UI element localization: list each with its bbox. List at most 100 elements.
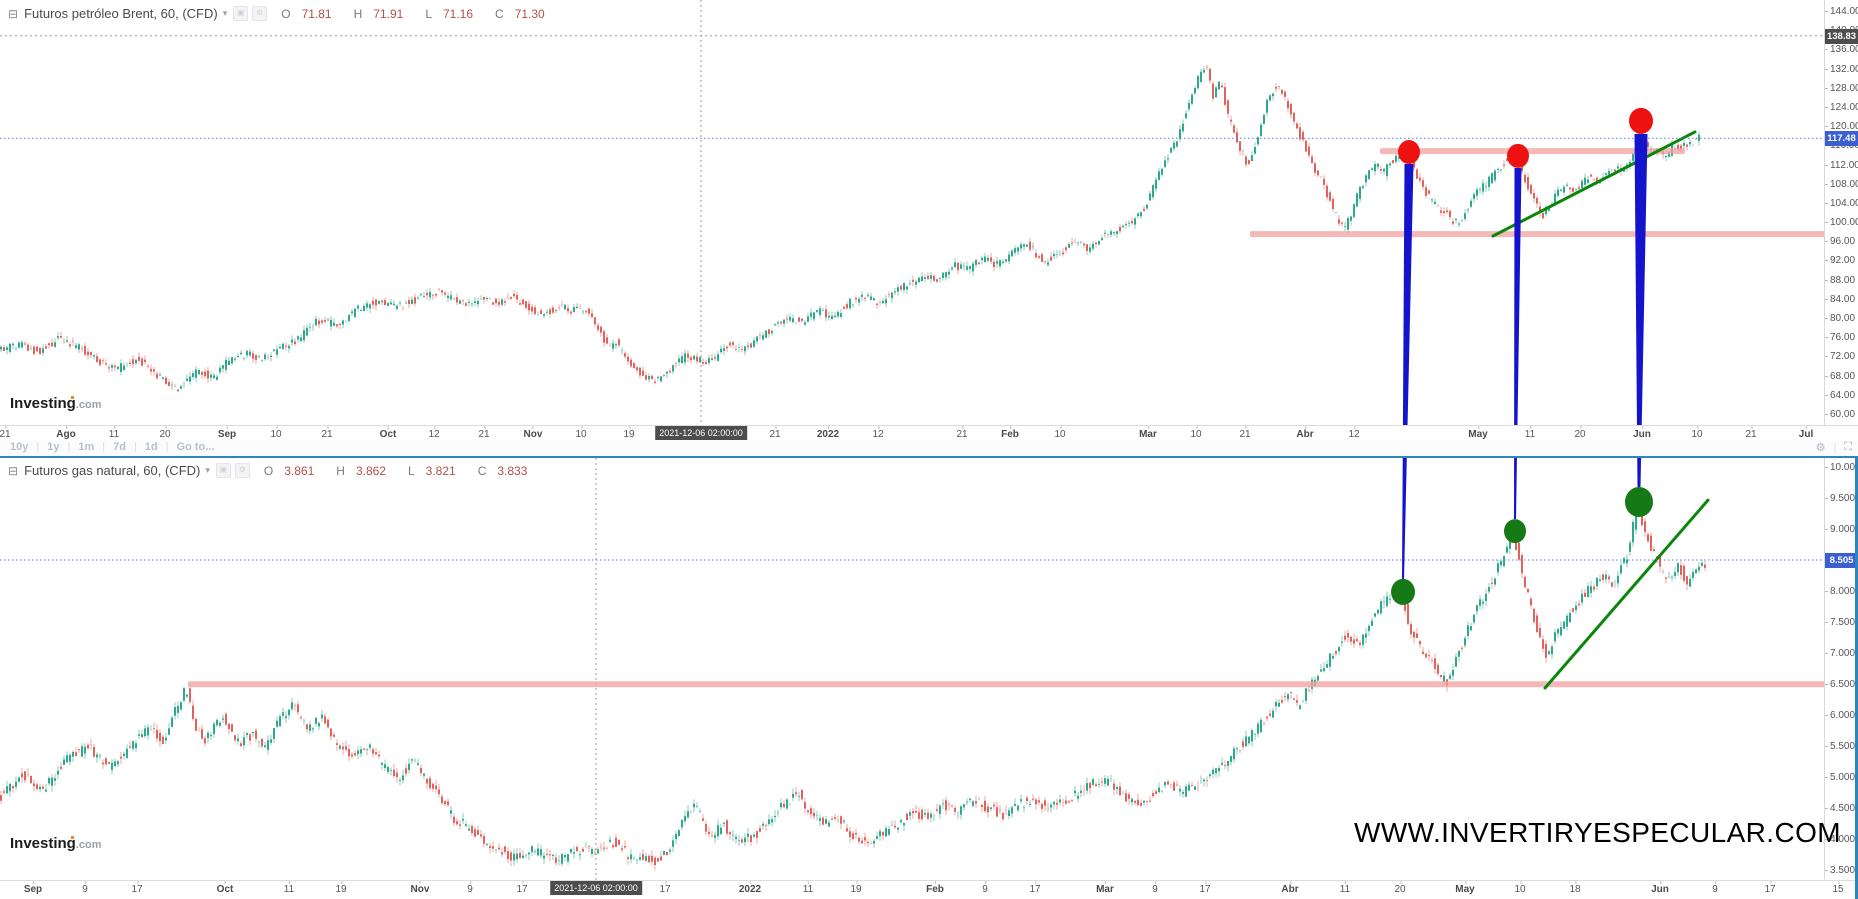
time-tick-label: 10 xyxy=(1190,426,1202,440)
time-tick-label: 17 xyxy=(1764,881,1776,895)
time-tick-label: 10 xyxy=(270,426,282,440)
toolbar-divider: | xyxy=(67,441,71,453)
time-tick-label: 20 xyxy=(1574,426,1586,440)
dropdown-caret-icon[interactable]: ▾ xyxy=(222,8,228,18)
ohlc-value: L 71.16 xyxy=(425,6,474,21)
panel2-time-axis[interactable]: Sep 9 17 Oct 11 19 Nov 9 17 17 2022 11 19 Feb 9 17 Mar 9 1… xyxy=(0,880,1858,899)
logo-orange-dot xyxy=(71,836,74,839)
time-tick-label: 12 xyxy=(428,426,440,440)
time-tick-label: 11 xyxy=(283,881,295,895)
investing-logo-tld: .com xyxy=(75,839,102,851)
price-tick-label: 5.000 xyxy=(1824,772,1856,784)
panel1-price-axis[interactable]: 144.00140.00136.00132.00128.00124.00120.… xyxy=(1824,0,1858,425)
collapse-icon[interactable]: ⊟ xyxy=(8,6,19,21)
time-tick-label: 10 xyxy=(1691,426,1703,440)
price-tick-label: 88.00 xyxy=(1824,274,1856,286)
gear-icon[interactable]: ⚙ xyxy=(1815,442,1826,454)
price-tick-label: 84.00 xyxy=(1824,293,1856,305)
range-button-7d[interactable]: 7d xyxy=(113,441,126,453)
ohlc-value: O 3.861 xyxy=(263,463,315,478)
logo-orange-dot xyxy=(71,396,74,399)
ohlc-value: H 71.91 xyxy=(353,6,404,21)
investing-logo-text: Investing xyxy=(10,835,76,852)
time-tick-label: 9 xyxy=(82,881,88,895)
time-tick-label: 17 xyxy=(516,881,528,895)
panel2-title: Futuros gas natural, 60, (CFD) xyxy=(24,463,201,478)
time-tick-label: 11 xyxy=(1339,881,1351,895)
price-tick-label: 104.00 xyxy=(1825,198,1858,209)
time-tick-label: 17 xyxy=(1199,881,1211,895)
range-button-1m[interactable]: 1m xyxy=(78,441,95,453)
time-tick-label: Nov xyxy=(410,881,430,895)
gear-icon[interactable]: ⚙ xyxy=(234,463,250,478)
time-tick-label: 11 xyxy=(108,426,120,440)
time-tick-label: 21 xyxy=(1745,426,1757,440)
time-tick-label: Jul xyxy=(1798,426,1814,440)
panel2-annotations xyxy=(0,498,1825,690)
time-tick-label: 2022 xyxy=(738,881,762,895)
time-tick-label: Nov xyxy=(523,426,543,440)
price-tick-label: 64.00 xyxy=(1824,389,1856,401)
time-tick-label: Oct xyxy=(379,426,397,440)
time-tick-label: 12 xyxy=(872,426,884,440)
time-tick-label: 9 xyxy=(982,881,988,895)
price-tick-label: 8.000 xyxy=(1824,586,1856,598)
time-tick-label: 12 xyxy=(1348,426,1360,440)
time-tick-label: 18 xyxy=(1569,881,1581,895)
price-tick-label: 92.00 xyxy=(1824,255,1856,267)
time-tick-label: 15 xyxy=(1832,881,1844,895)
camera-icon[interactable]: ▣ xyxy=(233,6,249,21)
price-tick-label: 4.500 xyxy=(1824,803,1856,815)
crosshair-lines xyxy=(0,0,1824,880)
time-tick-label: 21 xyxy=(478,426,490,440)
time-tick-label: 21 xyxy=(321,426,333,440)
time-tick-label: 19 xyxy=(850,881,862,895)
goto-button[interactable]: Go to... xyxy=(176,441,215,453)
time-tick-label: 17 xyxy=(131,881,143,895)
time-tick-label: 21 xyxy=(0,426,11,440)
time-tick-label: Feb xyxy=(926,881,944,895)
toolbar-divider: | xyxy=(165,441,169,453)
investing-logo-text: Investing xyxy=(10,395,76,412)
toolbar-divider: | xyxy=(102,441,106,453)
toolbar-divider: | xyxy=(1833,441,1837,454)
panel1-ohlc-readout: O 71.81 H 71.91 L 71.16 C 71.30 xyxy=(281,7,567,21)
time-tick-label: 10 xyxy=(1054,426,1066,440)
price-tick-label: 72.00 xyxy=(1824,351,1856,363)
time-tick-label: 21 xyxy=(769,426,781,440)
time-tick-label: Mar xyxy=(1139,426,1157,440)
dropdown-caret-icon[interactable]: ▾ xyxy=(205,465,210,475)
toolbar-right-icons: ⚙ | ⛶ xyxy=(1816,441,1852,454)
range-button-10y[interactable]: 10y xyxy=(10,441,29,453)
red-signal-dots xyxy=(1398,107,1653,168)
price-tick-label: 76.00 xyxy=(1824,332,1856,344)
panel2-price-axis[interactable]: 10.000 9.500 9.000 8.000 7.500 7.000 6.500 6.00… xyxy=(1824,458,1858,880)
time-tick-label: 19 xyxy=(623,426,635,440)
gear-icon[interactable]: ⚙ xyxy=(252,6,268,21)
investing-logo: Investing .com xyxy=(10,835,102,853)
brent-candles xyxy=(0,64,1700,392)
watermark-text: WWW.INVERTIRYESPECULAR.COM xyxy=(1354,817,1841,848)
panel2-header: ⊟ Futuros gas natural, 60, (CFD) ▾ ▣ ⚙ O… xyxy=(8,463,549,478)
price-tick-label: 10.000 xyxy=(1825,462,1858,473)
camera-icon[interactable]: ▣ xyxy=(215,463,231,478)
price-tick-label: 108.00 xyxy=(1825,179,1858,190)
price-tick-label: 5.500 xyxy=(1824,741,1856,753)
panel1-time-axis[interactable]: 21 Ago 11 20 Sep 10 21 Oct 12 21 Nov 10 19 21 2022 12 21… xyxy=(0,425,1858,441)
time-tick-label: 10 xyxy=(1514,881,1526,895)
price-tick-label: 144.00 xyxy=(1825,6,1858,17)
range-button-1y[interactable]: 1y xyxy=(47,441,60,453)
investing-logo-tld: .com xyxy=(75,399,102,411)
time-tick-label: Abr xyxy=(1281,881,1299,895)
signal-connectors xyxy=(1402,134,1648,580)
price-tick-label: 100.00 xyxy=(1825,217,1858,228)
time-tick-label: May xyxy=(1468,426,1488,440)
time-tick-label: Mar xyxy=(1096,881,1114,895)
collapse-icon[interactable]: ⊟ xyxy=(8,463,19,478)
price-tick-label: 112.00 xyxy=(1825,159,1858,171)
range-button-1d[interactable]: 1d xyxy=(144,441,158,453)
period-range-buttons: 10y | 1y | 1m | 7d | 1d | Go to... xyxy=(10,441,214,453)
fullscreen-icon[interactable]: ⛶ xyxy=(1844,441,1852,453)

- - - - -

YOUR GOAL:
Repeat these rows word for word, with the pictures left out.

RIGHT ANSWER:
UI element localization: list each with its bbox. List at most 100 elements.
time-tick-label: 10 xyxy=(1190,426,1202,440)
time-tick-label: 17 xyxy=(1764,881,1776,895)
time-tick-label: 10 xyxy=(270,426,282,440)
toolbar-divider: | xyxy=(67,441,71,453)
time-tick-label: 20 xyxy=(1574,426,1586,440)
dropdown-caret-icon[interactable]: ▾ xyxy=(222,8,228,18)
ohlc-value: L 71.16 xyxy=(425,6,474,21)
panel2-time-axis[interactable]: Sep 9 17 Oct 11 19 Nov 9 17 17 2022 11 19 Feb 9 17 Mar 9 1… xyxy=(0,880,1858,899)
logo-orange-dot xyxy=(71,836,74,839)
time-tick-label: 12 xyxy=(428,426,440,440)
time-tick-label: 11 xyxy=(283,881,295,895)
investing-logo-tld: .com xyxy=(75,839,102,851)
price-tick-label: 5.000 xyxy=(1824,772,1856,784)
panel1-price-axis[interactable]: 144.00140.00136.00132.00128.00124.00120.… xyxy=(1824,0,1858,425)
collapse-icon[interactable]: ⊟ xyxy=(8,6,19,21)
time-tick-label: 10 xyxy=(1691,426,1703,440)
price-tick-label: 88.00 xyxy=(1824,274,1856,286)
gear-icon[interactable]: ⚙ xyxy=(1815,442,1826,454)
price-tick-label: 84.00 xyxy=(1824,293,1856,305)
range-button-7d[interactable]: 7d xyxy=(113,441,126,453)
ohlc-value: O 3.861 xyxy=(263,463,315,478)
logo-orange-dot xyxy=(71,396,74,399)
ohlc-value: H 71.91 xyxy=(353,6,404,21)
investing-logo-text: Investing xyxy=(10,835,76,852)
time-tick-label: 9 xyxy=(82,881,88,895)
time-tick-label: 17 xyxy=(516,881,528,895)
panel2-title: Futuros gas natural, 60, (CFD) xyxy=(24,463,201,478)
time-tick-label: 11 xyxy=(1339,881,1351,895)
price-tick-label: 104.00 xyxy=(1825,198,1858,209)
time-tick-label: 17 xyxy=(1199,881,1211,895)
range-button-1m[interactable]: 1m xyxy=(78,441,95,453)
time-tick-label: Nov xyxy=(410,881,430,895)
gear-icon[interactable]: ⚙ xyxy=(234,463,250,478)
time-tick-label: 11 xyxy=(108,426,120,440)
time-tick-label: 21 xyxy=(1745,426,1757,440)
time-tick-label: Jul xyxy=(1798,426,1814,440)
panel2-annotations xyxy=(0,498,1825,690)
time-tick-label: 2022 xyxy=(738,881,762,895)
time-tick-label: Nov xyxy=(523,426,543,440)
price-tick-label: 64.00 xyxy=(1824,389,1856,401)
time-tick-label: Oct xyxy=(379,426,397,440)
time-tick-label: 12 xyxy=(872,426,884,440)
time-tick-label: 9 xyxy=(982,881,988,895)
price-tick-label: 8.000 xyxy=(1824,586,1856,598)
time-tick-label: 12 xyxy=(1348,426,1360,440)
time-tick-label: 18 xyxy=(1569,881,1581,895)
price-tick-label: 92.00 xyxy=(1824,255,1856,267)
time-tick-label: 15 xyxy=(1832,881,1844,895)
camera-icon[interactable]: ▣ xyxy=(233,6,249,21)
price-tick-label: 4.500 xyxy=(1824,803,1856,815)
crosshair-lines xyxy=(0,0,1824,880)
time-tick-label: 21 xyxy=(478,426,490,440)
time-tick-label: 21 xyxy=(321,426,333,440)
time-tick-label: 19 xyxy=(850,881,862,895)
goto-button[interactable]: Go to... xyxy=(176,441,215,453)
time-tick-label: 17 xyxy=(131,881,143,895)
time-tick-label: 21 xyxy=(0,426,11,440)
time-tick-label: Feb xyxy=(926,881,944,895)
toolbar-divider: | xyxy=(165,441,169,453)
investing-logo-text: Investing xyxy=(10,395,76,412)
toolbar-divider: | xyxy=(102,441,106,453)
toolbar-divider: | xyxy=(1833,441,1837,454)
panel1-ohlc-readout: O 71.81 H 71.91 L 71.16 C 71.30 xyxy=(281,7,567,21)
time-tick-label: 10 xyxy=(1054,426,1066,440)
price-tick-label: 72.00 xyxy=(1824,351,1856,363)
time-tick-label: 21 xyxy=(769,426,781,440)
time-tick-label: Mar xyxy=(1139,426,1157,440)
dropdown-caret-icon[interactable]: ▾ xyxy=(205,465,210,475)
toolbar-right-icons: ⚙ | ⛶ xyxy=(1816,441,1852,454)
range-button-10y[interactable]: 10y xyxy=(10,441,29,453)
red-signal-dots xyxy=(1398,107,1653,168)
price-tick-label: 76.00 xyxy=(1824,332,1856,344)
panel2-price-axis[interactable]: 10.000 9.500 9.000 8.000 7.500 7.000 6.500 6.00… xyxy=(1824,458,1858,880)
time-tick-label: 19 xyxy=(623,426,635,440)
gear-icon[interactable]: ⚙ xyxy=(252,6,268,21)
investing-logo: Investing .com xyxy=(10,835,102,853)
brent-candles xyxy=(0,64,1700,392)
watermark-text: WWW.INVERTIRYESPECULAR.COM xyxy=(1354,817,1841,848)
panel2-header: ⊟ Futuros gas natural, 60, (CFD) ▾ ▣ ⚙ O… xyxy=(8,463,549,478)
price-tick-label: 10.000 xyxy=(1825,462,1858,473)
camera-icon[interactable]: ▣ xyxy=(215,463,231,478)
price-tick-label: 108.00 xyxy=(1825,179,1858,190)
price-tick-label: 5.500 xyxy=(1824,741,1856,753)
panel1-time-axis[interactable]: 21 Ago 11 20 Sep 10 21 Oct 12 21 Nov 10 19 21 2022 12 21… xyxy=(0,425,1858,441)
time-tick-label: 10 xyxy=(1514,881,1526,895)
price-tick-label: 144.00 xyxy=(1825,6,1858,17)
range-button-1y[interactable]: 1y xyxy=(47,441,60,453)
investing-logo-tld: .com xyxy=(75,399,102,411)
time-tick-label: Abr xyxy=(1281,881,1299,895)
signal-connectors xyxy=(1402,134,1648,580)
price-tick-label: 100.00 xyxy=(1825,217,1858,228)
time-tick-label: May xyxy=(1468,426,1488,440)
time-tick-label: Mar xyxy=(1096,881,1114,895)
collapse-icon[interactable]: ⊟ xyxy=(8,463,19,478)
price-tick-label: 112.00 xyxy=(1825,159,1858,171)
range-button-1d[interactable]: 1d xyxy=(144,441,158,453)
period-range-buttons: 10y | 1y | 1m | 7d | 1d | Go to... xyxy=(10,441,214,453)
fullscreen-icon[interactable]: ⛶ xyxy=(1844,441,1852,453)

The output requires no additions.